Data for the task:
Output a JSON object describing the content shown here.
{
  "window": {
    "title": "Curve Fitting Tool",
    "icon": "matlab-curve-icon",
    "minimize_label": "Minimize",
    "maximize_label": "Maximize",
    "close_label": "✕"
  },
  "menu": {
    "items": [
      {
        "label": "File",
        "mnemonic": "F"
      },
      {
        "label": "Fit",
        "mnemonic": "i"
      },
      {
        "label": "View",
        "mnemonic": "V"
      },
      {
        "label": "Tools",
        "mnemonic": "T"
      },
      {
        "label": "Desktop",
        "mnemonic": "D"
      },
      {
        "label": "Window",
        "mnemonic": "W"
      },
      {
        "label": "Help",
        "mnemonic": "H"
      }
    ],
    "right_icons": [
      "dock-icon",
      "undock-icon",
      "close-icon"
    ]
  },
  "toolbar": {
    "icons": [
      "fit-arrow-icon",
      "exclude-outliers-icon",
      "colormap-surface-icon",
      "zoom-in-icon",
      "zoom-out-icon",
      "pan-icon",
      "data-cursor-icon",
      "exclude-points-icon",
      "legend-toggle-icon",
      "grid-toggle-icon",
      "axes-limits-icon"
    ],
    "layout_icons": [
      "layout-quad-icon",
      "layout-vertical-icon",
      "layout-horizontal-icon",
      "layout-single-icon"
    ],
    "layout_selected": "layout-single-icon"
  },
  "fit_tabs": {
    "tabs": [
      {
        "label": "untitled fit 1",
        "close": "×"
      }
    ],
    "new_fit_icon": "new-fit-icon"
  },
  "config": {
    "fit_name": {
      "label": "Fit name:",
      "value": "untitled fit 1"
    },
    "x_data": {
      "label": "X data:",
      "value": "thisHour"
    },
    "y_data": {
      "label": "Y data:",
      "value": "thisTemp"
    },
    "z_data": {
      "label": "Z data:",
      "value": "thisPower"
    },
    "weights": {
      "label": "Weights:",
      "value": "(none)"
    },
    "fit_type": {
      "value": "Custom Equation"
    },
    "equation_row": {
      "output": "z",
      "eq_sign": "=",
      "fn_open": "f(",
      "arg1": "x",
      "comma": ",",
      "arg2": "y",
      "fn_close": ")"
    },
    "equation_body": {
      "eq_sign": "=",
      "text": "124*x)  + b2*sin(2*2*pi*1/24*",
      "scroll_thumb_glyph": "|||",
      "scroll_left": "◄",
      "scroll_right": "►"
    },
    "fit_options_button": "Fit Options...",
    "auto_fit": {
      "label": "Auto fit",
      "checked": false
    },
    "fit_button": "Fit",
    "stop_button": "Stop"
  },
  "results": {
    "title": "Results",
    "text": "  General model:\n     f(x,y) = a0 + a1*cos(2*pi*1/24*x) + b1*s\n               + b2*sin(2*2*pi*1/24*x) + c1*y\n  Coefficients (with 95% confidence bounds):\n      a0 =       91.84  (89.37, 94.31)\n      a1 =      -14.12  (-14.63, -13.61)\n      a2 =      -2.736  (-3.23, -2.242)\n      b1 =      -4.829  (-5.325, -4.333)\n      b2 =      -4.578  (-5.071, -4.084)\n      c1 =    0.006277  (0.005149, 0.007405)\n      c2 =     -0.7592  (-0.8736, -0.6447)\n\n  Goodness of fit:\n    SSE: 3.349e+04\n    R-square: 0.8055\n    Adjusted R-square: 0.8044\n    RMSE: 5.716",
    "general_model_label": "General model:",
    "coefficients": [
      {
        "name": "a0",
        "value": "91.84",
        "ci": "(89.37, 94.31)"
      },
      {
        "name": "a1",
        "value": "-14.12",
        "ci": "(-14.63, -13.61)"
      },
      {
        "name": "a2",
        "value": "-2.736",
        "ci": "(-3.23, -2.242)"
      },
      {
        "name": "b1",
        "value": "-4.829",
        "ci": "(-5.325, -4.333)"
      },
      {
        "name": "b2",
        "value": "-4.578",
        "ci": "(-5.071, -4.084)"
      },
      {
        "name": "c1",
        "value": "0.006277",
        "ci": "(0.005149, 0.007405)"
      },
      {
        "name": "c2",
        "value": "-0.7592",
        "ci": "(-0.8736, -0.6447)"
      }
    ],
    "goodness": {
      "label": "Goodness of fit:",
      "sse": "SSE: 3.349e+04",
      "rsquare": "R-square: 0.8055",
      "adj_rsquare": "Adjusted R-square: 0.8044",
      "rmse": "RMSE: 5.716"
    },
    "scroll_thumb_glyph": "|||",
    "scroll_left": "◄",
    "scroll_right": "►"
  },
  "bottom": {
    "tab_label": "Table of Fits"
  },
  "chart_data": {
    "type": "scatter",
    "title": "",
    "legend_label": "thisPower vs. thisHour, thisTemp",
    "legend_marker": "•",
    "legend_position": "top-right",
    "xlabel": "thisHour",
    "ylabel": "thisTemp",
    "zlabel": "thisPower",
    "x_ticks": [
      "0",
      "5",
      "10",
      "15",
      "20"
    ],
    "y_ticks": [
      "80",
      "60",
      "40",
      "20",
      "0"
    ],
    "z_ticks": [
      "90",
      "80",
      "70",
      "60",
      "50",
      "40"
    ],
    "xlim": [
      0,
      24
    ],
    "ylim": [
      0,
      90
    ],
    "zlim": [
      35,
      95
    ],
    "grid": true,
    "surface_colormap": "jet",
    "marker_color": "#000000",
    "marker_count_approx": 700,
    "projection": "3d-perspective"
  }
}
* * *
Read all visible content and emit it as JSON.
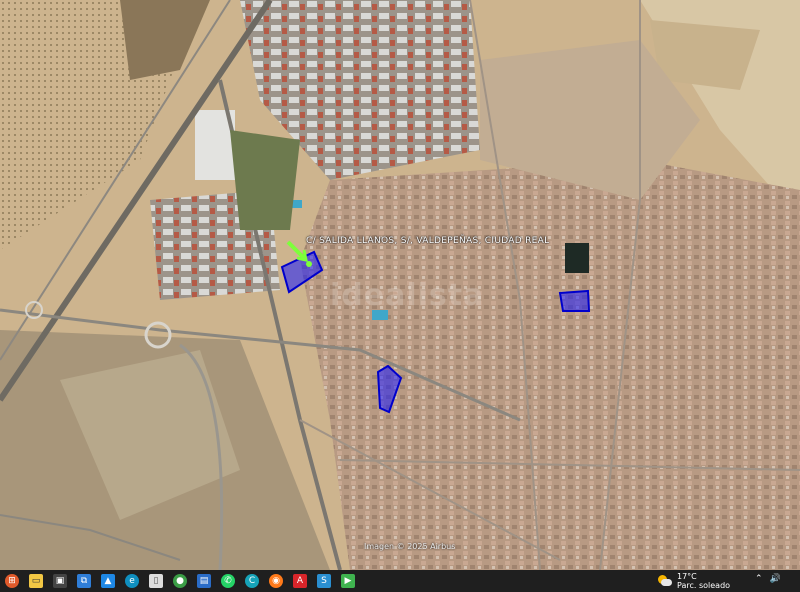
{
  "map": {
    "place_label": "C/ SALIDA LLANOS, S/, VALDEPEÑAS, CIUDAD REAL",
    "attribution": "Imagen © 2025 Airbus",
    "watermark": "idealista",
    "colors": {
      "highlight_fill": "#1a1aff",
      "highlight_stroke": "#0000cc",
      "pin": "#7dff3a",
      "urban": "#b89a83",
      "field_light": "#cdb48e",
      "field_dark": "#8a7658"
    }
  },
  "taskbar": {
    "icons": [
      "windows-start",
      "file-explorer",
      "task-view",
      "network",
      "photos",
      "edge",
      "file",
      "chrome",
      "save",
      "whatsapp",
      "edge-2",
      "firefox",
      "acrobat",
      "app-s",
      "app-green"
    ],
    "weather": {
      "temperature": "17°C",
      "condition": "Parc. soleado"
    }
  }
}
--
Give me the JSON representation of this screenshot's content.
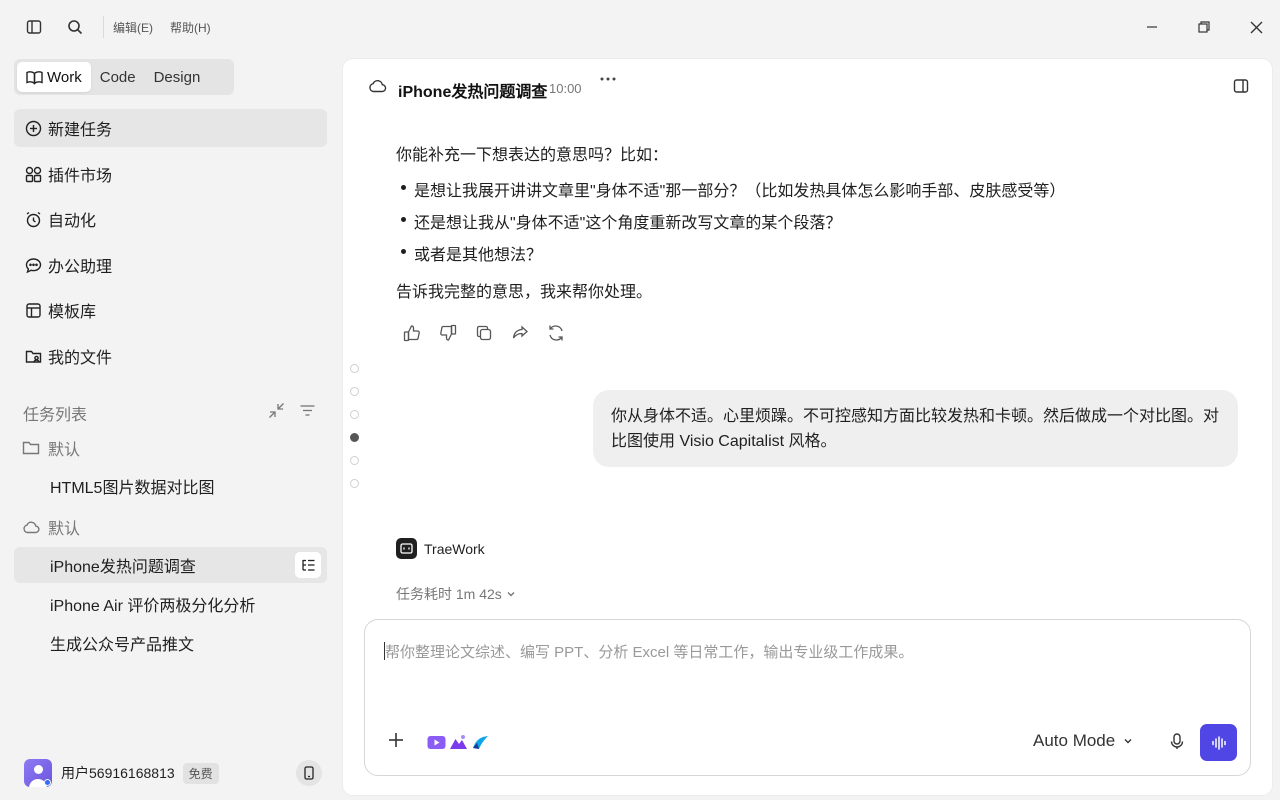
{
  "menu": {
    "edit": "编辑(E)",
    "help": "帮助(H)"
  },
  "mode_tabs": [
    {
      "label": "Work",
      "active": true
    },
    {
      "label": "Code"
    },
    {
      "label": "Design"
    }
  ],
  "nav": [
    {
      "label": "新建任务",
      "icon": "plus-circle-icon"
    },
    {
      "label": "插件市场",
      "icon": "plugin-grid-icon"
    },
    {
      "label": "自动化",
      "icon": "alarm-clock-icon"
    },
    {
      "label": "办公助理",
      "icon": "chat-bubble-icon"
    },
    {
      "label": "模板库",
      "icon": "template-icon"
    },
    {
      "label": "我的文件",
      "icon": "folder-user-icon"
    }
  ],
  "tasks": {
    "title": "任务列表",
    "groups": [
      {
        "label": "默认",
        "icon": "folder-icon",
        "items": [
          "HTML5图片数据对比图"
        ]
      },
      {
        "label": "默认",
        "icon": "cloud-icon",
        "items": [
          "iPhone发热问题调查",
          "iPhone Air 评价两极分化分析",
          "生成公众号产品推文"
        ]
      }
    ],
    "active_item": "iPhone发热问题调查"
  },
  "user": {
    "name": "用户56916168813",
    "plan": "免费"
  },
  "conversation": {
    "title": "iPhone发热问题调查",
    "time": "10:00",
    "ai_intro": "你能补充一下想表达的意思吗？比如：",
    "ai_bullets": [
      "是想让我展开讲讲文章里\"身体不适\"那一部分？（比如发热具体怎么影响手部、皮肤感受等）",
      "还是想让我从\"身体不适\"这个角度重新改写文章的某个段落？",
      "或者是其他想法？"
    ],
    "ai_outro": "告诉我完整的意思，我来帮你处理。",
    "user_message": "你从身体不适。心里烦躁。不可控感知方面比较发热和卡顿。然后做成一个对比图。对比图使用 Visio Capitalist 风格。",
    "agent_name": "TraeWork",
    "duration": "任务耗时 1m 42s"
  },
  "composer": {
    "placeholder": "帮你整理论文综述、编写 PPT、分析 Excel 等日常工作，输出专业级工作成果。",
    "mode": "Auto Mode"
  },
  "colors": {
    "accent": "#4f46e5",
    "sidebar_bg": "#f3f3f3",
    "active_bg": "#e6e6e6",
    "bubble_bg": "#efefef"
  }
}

The exercise: From the data, pick out every line that includes "mnemonic".

Result of this task:
        "mnemonic": "F"
        "mnemonic": "i"
        "mnemonic": "V"
        "mnemonic": "T"
        "mnemonic": "D"
        "mnemonic": "W"
        "mnemonic": "H"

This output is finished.